- STATED PROBLEM -
Scan the lines below for the string "JSON" and copy every one that has it.

- DATASET EXCERPTS -
#####
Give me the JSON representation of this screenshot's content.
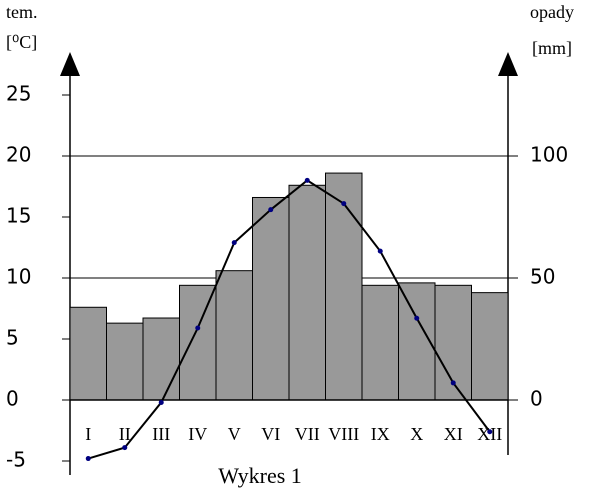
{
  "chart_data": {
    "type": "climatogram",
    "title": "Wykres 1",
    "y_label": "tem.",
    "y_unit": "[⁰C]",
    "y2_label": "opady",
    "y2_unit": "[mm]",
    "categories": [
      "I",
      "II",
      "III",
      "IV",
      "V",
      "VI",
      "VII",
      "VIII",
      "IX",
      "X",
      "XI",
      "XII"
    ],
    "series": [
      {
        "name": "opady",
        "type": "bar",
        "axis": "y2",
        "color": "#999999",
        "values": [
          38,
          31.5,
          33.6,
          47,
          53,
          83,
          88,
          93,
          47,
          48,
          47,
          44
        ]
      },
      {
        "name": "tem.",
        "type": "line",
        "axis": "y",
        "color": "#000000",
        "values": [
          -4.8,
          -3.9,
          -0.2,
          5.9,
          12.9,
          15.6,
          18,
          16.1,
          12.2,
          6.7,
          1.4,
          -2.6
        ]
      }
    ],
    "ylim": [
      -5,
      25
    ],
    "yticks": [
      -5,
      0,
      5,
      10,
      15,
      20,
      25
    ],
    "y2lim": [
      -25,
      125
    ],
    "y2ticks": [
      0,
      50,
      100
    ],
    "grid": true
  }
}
#####
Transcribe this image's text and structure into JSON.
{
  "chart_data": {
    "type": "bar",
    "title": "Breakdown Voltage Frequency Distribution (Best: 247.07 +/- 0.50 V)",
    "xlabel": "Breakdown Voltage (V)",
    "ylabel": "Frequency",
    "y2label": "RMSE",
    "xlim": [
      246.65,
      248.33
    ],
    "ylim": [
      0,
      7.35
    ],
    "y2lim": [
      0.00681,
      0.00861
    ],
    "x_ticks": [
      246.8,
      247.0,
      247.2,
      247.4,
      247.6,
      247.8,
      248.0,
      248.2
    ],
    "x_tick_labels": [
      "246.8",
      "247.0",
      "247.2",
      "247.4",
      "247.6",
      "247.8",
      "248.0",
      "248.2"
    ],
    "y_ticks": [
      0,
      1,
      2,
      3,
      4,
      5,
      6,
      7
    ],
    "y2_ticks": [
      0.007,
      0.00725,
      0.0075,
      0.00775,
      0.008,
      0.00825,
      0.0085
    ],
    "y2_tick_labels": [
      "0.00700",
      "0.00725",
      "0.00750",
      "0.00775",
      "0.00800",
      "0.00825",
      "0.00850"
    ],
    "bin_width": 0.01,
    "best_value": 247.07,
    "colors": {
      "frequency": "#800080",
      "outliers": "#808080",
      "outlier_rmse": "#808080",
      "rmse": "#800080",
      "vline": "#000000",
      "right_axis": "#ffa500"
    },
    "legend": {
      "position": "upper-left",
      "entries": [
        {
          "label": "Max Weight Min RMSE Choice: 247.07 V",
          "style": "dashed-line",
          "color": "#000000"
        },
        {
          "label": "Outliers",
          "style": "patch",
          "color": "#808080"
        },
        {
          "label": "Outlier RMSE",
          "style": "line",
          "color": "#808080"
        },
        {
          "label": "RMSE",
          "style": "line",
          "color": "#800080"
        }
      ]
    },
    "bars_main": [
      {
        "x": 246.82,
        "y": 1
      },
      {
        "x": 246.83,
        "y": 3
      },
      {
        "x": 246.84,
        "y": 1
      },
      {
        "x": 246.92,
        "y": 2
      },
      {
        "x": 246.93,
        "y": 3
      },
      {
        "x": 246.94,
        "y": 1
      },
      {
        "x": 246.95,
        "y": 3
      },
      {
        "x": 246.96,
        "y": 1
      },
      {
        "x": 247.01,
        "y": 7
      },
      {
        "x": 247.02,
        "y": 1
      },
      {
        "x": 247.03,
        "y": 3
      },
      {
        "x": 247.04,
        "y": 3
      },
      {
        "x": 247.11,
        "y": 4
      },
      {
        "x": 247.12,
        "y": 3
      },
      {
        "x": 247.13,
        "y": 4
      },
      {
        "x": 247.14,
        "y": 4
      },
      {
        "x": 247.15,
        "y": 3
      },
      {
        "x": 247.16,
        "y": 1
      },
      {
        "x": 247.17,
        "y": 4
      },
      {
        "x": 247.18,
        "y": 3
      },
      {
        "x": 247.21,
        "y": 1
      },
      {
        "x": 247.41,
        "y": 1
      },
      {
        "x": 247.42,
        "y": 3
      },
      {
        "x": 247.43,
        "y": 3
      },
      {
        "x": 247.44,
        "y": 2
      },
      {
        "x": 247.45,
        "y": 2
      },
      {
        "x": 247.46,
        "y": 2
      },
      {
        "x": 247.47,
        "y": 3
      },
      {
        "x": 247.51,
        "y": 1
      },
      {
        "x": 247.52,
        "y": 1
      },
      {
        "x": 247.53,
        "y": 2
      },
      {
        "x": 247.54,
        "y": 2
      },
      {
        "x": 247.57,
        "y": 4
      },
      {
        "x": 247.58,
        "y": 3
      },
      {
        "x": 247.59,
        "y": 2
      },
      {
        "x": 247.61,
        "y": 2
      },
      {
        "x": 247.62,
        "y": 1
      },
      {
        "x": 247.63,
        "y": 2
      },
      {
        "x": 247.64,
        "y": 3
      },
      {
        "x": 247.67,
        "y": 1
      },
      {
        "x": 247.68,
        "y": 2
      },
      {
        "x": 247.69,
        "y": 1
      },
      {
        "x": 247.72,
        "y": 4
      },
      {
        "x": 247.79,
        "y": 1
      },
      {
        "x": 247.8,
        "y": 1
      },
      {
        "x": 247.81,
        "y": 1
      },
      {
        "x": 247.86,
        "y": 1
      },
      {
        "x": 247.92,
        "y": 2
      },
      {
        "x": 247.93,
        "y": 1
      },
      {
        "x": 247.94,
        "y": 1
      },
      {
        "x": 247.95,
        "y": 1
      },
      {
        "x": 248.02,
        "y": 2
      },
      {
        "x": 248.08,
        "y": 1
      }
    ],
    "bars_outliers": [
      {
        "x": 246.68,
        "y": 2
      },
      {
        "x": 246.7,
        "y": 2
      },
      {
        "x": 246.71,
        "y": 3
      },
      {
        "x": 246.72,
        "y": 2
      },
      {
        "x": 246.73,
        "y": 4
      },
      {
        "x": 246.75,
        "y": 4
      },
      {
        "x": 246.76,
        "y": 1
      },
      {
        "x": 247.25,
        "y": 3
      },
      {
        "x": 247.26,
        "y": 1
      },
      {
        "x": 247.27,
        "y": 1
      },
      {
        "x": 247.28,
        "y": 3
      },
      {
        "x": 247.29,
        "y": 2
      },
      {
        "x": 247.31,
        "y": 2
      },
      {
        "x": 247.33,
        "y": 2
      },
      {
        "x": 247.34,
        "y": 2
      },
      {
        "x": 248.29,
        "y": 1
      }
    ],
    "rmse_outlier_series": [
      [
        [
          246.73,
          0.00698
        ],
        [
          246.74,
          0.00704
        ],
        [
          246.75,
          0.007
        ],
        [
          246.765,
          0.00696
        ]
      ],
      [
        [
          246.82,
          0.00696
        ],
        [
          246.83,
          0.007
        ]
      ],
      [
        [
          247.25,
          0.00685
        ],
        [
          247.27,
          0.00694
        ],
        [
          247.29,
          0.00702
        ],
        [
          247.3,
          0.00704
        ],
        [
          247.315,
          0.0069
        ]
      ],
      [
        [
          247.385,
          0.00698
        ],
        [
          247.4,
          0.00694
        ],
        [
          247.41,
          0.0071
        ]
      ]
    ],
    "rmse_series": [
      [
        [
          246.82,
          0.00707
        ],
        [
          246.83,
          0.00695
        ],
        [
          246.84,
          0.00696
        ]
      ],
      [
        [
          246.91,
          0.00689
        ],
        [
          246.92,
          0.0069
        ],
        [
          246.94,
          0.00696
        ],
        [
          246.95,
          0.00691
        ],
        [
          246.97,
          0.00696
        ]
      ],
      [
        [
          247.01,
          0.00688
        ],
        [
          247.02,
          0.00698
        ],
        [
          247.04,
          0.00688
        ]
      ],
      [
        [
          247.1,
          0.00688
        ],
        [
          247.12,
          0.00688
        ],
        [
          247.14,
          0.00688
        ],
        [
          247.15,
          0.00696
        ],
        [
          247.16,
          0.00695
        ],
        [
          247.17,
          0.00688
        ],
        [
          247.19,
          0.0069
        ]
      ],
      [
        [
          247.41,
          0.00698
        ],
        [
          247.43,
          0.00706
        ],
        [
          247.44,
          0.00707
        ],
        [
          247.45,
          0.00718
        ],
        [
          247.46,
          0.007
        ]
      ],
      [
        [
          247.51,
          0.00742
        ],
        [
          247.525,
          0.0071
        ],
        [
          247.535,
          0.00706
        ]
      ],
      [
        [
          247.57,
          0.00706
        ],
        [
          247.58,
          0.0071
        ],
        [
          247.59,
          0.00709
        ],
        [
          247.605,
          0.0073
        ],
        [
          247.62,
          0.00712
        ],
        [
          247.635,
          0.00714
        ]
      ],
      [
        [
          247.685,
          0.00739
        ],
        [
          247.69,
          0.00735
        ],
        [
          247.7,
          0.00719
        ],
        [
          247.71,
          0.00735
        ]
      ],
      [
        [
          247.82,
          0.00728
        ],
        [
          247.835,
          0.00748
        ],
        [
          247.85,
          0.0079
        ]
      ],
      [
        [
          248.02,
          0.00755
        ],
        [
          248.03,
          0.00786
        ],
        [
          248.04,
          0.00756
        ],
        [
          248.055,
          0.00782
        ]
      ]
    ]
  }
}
#####
- ANSWER IN FULL -
Give me the JSON representation of this screenshot's content.
Transcribe this image's text and structure into JSON.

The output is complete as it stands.